[Start]
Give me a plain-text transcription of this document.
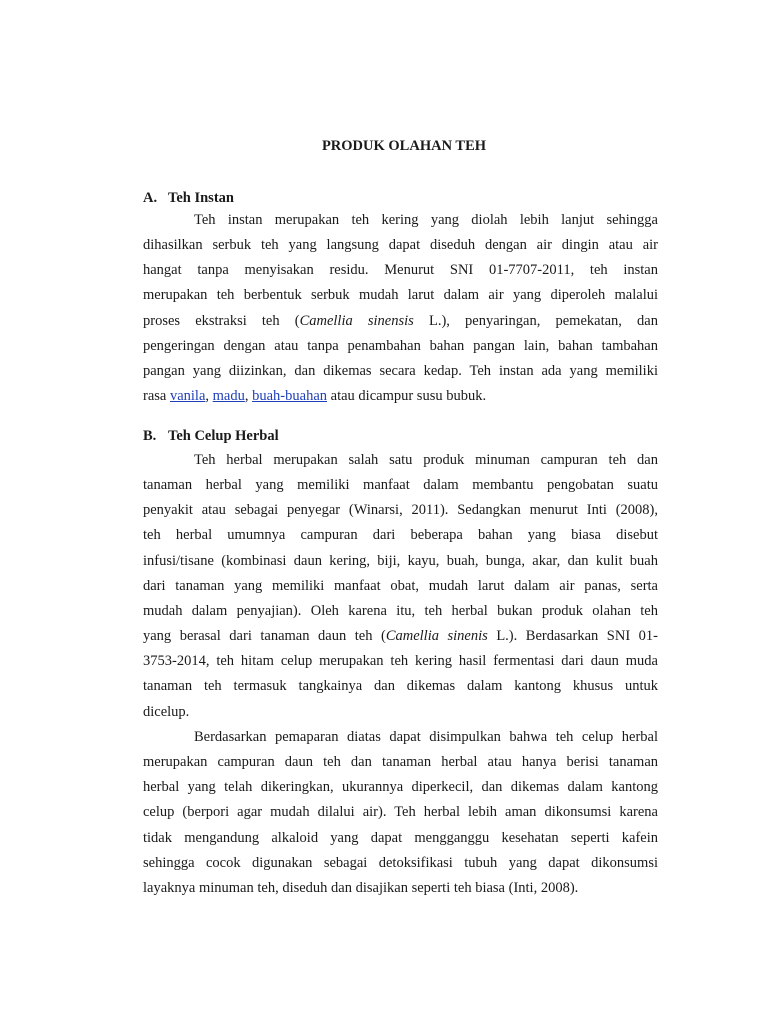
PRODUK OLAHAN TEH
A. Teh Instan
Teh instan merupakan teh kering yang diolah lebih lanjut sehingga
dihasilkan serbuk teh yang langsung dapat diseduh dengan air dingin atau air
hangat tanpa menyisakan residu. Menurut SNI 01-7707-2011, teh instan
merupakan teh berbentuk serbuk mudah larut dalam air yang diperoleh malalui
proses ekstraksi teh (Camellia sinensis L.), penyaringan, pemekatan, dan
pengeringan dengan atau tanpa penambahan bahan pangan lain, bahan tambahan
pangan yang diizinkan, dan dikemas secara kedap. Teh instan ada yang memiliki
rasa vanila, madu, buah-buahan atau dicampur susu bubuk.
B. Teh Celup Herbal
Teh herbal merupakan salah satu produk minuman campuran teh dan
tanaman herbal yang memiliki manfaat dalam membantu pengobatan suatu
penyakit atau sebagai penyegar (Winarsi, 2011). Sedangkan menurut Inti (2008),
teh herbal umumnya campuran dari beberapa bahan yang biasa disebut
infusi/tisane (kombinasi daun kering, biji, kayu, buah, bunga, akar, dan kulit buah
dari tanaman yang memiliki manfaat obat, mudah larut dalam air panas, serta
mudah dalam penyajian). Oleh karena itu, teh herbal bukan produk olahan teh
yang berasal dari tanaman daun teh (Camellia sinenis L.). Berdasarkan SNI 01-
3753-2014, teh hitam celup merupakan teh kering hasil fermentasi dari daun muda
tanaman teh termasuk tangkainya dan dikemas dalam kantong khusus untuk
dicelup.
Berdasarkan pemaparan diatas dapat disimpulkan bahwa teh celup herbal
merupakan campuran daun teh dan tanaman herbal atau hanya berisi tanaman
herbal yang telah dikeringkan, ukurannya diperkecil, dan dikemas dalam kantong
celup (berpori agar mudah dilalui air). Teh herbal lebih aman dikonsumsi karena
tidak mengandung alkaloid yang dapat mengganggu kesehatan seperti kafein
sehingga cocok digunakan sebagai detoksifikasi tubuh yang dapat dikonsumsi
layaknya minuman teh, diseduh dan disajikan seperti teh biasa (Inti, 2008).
[End]
[Start]
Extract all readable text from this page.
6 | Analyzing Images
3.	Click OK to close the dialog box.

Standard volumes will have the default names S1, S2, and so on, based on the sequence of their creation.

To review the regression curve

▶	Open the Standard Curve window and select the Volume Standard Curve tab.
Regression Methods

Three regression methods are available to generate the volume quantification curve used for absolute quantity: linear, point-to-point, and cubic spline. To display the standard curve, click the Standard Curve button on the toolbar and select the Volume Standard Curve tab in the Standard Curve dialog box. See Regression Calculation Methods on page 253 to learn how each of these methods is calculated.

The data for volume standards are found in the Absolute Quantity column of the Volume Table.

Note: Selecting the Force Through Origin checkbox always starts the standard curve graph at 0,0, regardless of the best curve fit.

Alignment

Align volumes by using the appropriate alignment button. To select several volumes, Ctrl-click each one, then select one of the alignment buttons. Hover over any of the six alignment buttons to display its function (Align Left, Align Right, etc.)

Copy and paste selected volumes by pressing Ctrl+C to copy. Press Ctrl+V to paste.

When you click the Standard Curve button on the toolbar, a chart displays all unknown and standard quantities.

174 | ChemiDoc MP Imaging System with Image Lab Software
[End]
[Start]
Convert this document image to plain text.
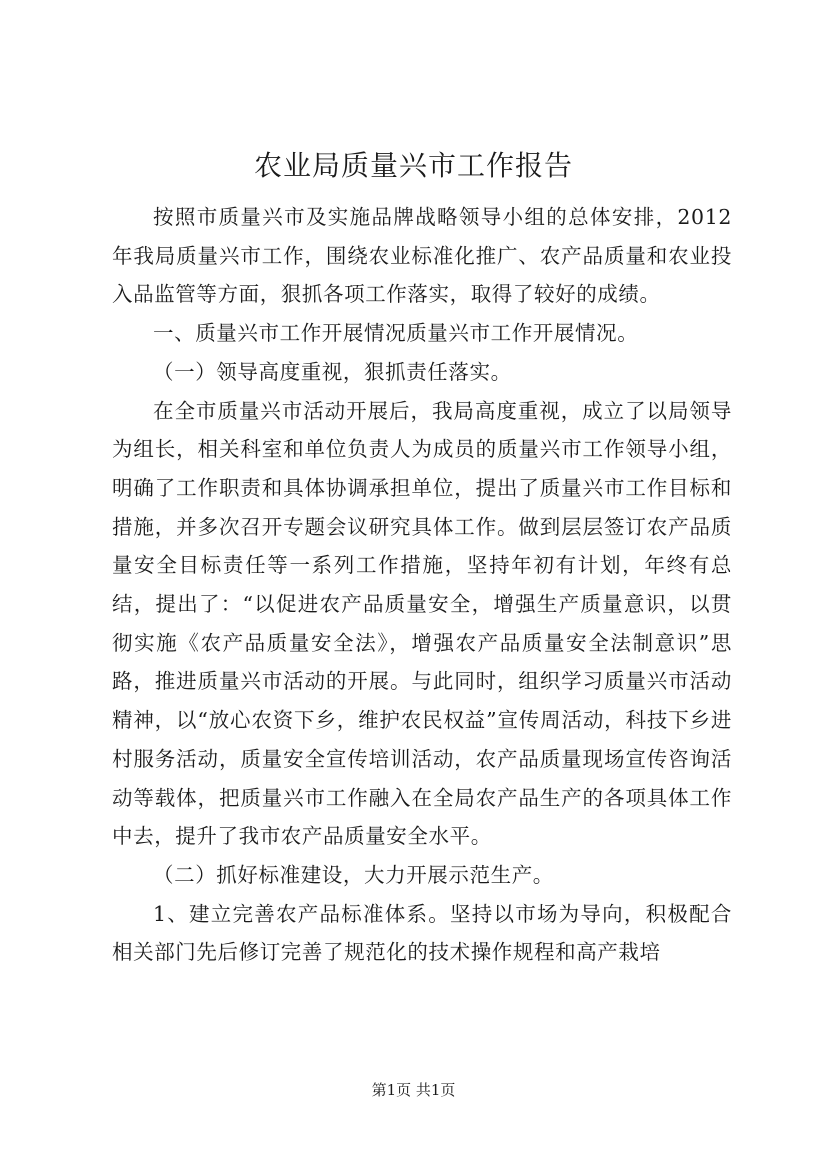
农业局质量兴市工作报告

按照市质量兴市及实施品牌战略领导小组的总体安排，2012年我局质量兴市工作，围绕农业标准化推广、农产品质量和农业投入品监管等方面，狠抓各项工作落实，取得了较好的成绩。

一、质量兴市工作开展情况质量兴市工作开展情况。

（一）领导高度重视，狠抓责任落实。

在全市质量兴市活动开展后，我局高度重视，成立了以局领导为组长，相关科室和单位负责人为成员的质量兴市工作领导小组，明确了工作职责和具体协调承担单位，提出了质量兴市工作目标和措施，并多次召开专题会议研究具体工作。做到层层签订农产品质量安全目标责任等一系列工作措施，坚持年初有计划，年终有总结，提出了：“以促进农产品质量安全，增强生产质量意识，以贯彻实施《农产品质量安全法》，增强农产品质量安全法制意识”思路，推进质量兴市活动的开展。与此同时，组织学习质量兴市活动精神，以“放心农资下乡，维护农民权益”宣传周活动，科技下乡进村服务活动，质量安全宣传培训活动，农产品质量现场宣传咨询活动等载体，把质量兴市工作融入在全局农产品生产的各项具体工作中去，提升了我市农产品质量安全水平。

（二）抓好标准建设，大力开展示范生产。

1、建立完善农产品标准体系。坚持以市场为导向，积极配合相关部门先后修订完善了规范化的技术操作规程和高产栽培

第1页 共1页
[End]
• _EXERCISE_
Copy out all lines above that include the string "dapat".

• _RESULT OF THIS EXERCISE_
dihasilkan serbuk teh yang langsung dapat diseduh dengan air dingin atau air
Berdasarkan pemaparan diatas dapat disimpulkan bahwa teh celup herbal
tidak mengandung alkaloid yang dapat mengganggu kesehatan seperti kafein
sehingga cocok digunakan sebagai detoksifikasi tubuh yang dapat dikonsumsi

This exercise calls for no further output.